- Your instructions -
Show all lines of the listing that hold the word "Filtres".
[BEGIN Supplied material]
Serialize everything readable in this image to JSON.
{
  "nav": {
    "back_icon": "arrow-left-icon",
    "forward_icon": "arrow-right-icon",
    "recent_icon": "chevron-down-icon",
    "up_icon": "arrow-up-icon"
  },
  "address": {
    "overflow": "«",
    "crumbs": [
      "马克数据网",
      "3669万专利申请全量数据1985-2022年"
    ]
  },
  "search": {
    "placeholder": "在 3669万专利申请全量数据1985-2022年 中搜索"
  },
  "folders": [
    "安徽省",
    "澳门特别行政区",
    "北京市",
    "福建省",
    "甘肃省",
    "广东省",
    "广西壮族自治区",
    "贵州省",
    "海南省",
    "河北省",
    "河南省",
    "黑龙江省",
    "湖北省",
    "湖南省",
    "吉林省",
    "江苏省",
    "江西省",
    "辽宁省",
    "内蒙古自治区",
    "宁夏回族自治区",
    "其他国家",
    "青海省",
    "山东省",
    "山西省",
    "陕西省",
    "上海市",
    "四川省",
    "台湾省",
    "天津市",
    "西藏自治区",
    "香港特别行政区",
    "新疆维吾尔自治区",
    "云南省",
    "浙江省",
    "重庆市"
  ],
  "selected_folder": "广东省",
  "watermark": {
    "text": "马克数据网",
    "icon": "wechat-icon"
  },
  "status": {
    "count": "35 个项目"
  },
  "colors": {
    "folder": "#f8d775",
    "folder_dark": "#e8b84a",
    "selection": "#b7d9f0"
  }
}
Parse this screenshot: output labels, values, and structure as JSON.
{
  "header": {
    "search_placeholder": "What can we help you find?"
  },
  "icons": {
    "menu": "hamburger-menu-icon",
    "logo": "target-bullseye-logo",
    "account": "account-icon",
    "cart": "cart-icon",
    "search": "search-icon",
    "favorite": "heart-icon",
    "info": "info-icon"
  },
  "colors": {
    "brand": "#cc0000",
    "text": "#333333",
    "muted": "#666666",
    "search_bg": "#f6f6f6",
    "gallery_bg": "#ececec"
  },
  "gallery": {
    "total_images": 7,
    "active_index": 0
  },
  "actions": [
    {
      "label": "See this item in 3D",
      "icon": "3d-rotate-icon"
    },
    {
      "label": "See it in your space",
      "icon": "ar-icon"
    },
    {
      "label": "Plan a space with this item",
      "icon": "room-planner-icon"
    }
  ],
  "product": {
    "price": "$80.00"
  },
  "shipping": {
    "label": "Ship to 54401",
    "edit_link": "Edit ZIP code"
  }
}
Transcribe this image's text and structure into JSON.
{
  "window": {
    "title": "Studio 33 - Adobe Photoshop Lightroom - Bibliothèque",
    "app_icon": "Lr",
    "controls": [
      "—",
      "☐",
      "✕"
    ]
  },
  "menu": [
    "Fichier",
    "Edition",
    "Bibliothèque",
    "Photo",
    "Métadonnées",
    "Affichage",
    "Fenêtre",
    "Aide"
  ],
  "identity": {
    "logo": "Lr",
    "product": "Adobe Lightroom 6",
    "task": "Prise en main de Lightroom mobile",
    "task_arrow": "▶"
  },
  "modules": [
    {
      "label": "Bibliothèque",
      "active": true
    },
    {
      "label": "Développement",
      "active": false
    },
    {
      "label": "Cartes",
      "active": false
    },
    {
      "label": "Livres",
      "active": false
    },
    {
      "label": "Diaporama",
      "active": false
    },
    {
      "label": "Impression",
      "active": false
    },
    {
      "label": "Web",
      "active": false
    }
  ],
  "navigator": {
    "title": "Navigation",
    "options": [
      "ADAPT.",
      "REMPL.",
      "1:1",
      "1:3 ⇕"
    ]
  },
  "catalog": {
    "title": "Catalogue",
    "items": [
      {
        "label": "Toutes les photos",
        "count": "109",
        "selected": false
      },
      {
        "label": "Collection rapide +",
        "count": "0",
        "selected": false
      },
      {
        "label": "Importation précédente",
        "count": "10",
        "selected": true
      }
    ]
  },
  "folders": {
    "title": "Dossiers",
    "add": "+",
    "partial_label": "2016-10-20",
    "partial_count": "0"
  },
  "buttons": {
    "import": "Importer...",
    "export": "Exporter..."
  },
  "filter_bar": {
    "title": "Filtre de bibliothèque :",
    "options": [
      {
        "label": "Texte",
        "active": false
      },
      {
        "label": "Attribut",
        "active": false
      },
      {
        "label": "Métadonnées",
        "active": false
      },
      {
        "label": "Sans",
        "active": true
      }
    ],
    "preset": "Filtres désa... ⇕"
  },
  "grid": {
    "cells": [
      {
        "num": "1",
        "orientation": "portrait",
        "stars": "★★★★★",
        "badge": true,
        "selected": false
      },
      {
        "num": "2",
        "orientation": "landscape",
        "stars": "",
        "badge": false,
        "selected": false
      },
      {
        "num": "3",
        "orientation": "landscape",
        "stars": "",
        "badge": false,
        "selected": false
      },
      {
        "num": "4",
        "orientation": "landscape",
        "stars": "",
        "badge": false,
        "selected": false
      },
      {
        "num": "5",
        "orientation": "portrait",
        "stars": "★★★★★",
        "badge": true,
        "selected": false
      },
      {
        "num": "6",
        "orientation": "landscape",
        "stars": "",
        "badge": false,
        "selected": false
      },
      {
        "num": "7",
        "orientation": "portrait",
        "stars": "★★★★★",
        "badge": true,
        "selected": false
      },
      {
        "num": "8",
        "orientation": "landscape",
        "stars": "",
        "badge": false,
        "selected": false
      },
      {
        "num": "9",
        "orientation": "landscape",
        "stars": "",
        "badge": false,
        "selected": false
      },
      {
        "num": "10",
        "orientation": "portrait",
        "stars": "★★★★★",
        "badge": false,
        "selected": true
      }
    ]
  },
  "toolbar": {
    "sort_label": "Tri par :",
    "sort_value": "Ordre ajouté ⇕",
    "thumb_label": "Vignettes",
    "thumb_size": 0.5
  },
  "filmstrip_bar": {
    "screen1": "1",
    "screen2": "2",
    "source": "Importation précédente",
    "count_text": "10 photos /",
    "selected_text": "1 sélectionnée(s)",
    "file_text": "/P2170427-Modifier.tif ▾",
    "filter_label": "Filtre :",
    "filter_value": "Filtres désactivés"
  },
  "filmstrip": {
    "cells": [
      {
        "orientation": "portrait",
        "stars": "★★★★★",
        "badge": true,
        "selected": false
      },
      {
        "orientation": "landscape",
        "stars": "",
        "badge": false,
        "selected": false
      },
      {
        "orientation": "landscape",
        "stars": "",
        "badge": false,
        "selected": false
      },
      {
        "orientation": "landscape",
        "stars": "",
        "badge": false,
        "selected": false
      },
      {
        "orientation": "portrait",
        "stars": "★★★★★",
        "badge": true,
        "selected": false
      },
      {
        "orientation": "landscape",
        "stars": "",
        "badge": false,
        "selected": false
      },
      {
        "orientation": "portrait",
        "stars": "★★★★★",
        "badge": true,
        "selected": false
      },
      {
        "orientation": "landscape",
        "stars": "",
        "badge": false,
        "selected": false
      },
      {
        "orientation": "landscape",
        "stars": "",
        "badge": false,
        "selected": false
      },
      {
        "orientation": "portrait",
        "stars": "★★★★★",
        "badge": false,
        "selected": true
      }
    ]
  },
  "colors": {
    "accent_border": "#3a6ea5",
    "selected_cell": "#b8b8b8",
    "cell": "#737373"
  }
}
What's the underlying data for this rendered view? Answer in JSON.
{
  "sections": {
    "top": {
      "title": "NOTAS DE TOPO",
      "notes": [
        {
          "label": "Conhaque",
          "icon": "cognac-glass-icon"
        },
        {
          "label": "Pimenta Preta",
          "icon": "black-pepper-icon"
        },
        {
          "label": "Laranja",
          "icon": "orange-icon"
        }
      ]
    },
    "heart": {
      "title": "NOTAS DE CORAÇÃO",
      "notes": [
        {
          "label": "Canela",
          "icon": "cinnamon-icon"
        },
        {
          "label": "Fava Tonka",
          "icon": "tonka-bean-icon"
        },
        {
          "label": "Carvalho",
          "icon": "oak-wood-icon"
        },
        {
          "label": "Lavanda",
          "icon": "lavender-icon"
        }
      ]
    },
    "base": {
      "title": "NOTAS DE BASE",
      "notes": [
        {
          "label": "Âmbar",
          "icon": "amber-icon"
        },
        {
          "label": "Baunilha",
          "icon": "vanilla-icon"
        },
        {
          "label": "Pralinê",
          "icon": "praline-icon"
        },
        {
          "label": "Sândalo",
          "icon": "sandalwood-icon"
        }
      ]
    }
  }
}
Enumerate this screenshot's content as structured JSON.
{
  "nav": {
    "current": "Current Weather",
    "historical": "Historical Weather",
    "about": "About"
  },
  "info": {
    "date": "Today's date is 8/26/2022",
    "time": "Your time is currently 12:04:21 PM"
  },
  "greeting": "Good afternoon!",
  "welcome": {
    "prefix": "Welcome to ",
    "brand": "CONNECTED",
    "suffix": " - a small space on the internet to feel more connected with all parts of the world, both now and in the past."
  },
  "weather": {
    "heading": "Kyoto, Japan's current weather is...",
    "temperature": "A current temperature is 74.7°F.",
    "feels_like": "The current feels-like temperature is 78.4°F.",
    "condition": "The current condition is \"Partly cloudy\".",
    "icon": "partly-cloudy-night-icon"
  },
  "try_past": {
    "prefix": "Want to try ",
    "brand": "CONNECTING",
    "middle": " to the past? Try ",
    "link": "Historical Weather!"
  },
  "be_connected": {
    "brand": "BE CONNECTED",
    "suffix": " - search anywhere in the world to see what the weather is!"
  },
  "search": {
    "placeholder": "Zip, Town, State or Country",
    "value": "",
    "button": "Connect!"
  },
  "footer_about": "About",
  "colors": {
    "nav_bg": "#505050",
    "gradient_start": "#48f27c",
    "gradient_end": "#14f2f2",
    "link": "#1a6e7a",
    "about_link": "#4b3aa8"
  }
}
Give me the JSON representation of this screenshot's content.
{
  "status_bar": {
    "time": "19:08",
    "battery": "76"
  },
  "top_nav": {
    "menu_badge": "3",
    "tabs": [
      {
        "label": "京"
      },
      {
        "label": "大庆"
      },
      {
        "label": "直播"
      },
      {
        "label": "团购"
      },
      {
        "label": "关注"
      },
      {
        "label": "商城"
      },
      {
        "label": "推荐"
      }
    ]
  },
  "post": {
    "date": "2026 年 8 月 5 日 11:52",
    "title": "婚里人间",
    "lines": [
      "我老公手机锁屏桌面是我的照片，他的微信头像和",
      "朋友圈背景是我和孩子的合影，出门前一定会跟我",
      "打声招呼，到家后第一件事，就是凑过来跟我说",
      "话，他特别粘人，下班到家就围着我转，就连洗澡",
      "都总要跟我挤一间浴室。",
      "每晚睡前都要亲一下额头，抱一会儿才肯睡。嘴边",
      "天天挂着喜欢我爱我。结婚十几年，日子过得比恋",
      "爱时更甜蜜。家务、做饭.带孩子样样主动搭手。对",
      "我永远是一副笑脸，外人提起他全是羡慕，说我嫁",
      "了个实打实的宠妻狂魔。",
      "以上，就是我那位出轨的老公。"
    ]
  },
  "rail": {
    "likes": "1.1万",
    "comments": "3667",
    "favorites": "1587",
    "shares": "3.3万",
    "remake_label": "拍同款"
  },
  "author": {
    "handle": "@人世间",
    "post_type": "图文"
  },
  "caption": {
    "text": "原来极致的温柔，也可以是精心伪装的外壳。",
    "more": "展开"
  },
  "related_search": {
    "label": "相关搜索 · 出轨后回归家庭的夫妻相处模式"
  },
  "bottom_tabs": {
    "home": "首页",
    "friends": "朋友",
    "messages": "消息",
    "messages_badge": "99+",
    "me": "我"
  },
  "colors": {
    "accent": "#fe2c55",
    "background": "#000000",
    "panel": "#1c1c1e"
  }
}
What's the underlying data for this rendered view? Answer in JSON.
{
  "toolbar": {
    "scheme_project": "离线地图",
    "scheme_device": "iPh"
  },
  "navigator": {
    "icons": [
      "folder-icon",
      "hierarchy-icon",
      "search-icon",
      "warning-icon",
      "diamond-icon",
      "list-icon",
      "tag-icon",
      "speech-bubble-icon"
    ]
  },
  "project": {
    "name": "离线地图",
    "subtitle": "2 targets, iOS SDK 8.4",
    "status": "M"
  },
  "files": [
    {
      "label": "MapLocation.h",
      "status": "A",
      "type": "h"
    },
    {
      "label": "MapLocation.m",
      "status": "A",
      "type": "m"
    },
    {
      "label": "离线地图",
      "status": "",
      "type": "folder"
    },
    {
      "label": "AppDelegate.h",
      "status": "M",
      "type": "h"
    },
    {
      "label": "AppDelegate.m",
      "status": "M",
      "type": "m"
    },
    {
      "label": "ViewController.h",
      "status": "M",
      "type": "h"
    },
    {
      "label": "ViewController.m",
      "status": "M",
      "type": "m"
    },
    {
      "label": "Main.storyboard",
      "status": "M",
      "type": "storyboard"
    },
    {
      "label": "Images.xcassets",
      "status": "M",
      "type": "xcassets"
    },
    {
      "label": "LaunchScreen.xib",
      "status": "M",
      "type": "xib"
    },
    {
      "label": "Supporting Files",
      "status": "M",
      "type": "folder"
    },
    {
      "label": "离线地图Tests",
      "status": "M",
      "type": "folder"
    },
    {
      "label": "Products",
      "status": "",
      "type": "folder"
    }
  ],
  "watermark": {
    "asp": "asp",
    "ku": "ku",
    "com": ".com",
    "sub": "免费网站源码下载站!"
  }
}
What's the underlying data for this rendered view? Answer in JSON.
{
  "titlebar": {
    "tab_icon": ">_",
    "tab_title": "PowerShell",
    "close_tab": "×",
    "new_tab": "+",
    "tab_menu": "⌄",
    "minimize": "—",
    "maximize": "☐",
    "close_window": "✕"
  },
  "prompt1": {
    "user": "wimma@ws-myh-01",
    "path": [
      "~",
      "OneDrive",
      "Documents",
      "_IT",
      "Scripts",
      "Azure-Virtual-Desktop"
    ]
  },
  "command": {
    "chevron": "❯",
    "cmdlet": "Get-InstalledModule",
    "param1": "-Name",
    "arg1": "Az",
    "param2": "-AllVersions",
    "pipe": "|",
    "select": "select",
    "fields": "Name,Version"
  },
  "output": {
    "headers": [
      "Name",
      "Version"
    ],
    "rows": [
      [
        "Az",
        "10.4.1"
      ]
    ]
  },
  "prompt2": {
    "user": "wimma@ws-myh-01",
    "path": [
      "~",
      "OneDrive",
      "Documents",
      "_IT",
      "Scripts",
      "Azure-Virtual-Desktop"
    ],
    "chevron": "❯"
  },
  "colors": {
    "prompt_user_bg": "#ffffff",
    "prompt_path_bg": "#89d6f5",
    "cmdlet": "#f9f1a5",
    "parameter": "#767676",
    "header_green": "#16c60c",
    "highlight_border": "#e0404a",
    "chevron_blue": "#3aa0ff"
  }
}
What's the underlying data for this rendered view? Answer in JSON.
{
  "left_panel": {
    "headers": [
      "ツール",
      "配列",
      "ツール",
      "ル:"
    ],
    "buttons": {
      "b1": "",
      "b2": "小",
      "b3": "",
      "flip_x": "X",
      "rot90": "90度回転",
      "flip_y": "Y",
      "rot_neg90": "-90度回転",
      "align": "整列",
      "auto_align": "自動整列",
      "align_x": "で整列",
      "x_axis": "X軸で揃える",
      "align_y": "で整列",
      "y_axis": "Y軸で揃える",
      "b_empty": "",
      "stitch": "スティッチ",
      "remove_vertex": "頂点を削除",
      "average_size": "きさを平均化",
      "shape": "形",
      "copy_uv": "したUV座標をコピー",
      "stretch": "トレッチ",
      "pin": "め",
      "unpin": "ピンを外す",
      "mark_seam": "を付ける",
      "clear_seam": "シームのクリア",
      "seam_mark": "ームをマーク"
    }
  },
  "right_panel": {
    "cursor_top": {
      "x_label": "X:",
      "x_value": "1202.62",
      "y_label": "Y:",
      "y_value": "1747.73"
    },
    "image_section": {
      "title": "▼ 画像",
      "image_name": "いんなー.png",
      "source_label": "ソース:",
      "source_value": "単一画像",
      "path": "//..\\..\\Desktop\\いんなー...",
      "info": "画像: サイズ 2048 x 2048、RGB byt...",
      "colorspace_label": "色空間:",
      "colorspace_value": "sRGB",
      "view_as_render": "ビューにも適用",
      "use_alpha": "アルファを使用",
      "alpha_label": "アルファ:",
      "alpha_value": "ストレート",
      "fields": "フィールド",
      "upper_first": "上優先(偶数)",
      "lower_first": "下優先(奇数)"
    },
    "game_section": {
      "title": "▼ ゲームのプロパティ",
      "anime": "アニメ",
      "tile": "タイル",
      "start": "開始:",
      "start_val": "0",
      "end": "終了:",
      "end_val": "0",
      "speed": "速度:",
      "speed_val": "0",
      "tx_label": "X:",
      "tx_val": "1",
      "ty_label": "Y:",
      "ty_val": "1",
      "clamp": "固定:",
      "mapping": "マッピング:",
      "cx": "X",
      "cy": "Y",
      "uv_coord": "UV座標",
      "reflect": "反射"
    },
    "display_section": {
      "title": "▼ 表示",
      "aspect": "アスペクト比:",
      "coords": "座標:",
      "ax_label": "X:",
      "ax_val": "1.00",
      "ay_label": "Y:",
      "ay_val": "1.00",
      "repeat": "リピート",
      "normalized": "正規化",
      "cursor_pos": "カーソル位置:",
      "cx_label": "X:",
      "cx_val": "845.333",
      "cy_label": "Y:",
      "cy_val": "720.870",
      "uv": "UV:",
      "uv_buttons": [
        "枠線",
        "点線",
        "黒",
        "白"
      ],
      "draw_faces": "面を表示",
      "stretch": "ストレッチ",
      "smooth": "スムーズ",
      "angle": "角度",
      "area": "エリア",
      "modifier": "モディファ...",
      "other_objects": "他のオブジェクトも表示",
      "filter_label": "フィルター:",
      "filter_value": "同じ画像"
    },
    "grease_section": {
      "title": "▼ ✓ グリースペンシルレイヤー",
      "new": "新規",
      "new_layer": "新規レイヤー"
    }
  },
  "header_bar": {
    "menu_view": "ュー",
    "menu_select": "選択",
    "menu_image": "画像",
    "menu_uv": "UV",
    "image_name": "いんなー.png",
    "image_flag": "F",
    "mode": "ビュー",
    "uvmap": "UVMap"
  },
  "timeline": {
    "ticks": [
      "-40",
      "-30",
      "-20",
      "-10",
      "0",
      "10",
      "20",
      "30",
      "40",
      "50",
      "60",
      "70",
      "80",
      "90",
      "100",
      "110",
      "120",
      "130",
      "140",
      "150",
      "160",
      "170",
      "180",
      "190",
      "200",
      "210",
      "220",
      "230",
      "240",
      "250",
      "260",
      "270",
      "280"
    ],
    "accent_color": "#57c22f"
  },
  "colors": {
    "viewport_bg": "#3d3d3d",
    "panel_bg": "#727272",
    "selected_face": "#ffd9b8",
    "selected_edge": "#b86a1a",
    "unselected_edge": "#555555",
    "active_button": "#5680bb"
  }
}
[END Supplied material]
- Exercise answer -
    "preset": "Filtres désa... ⇕"
    "filter_value": "Filtres désactivés"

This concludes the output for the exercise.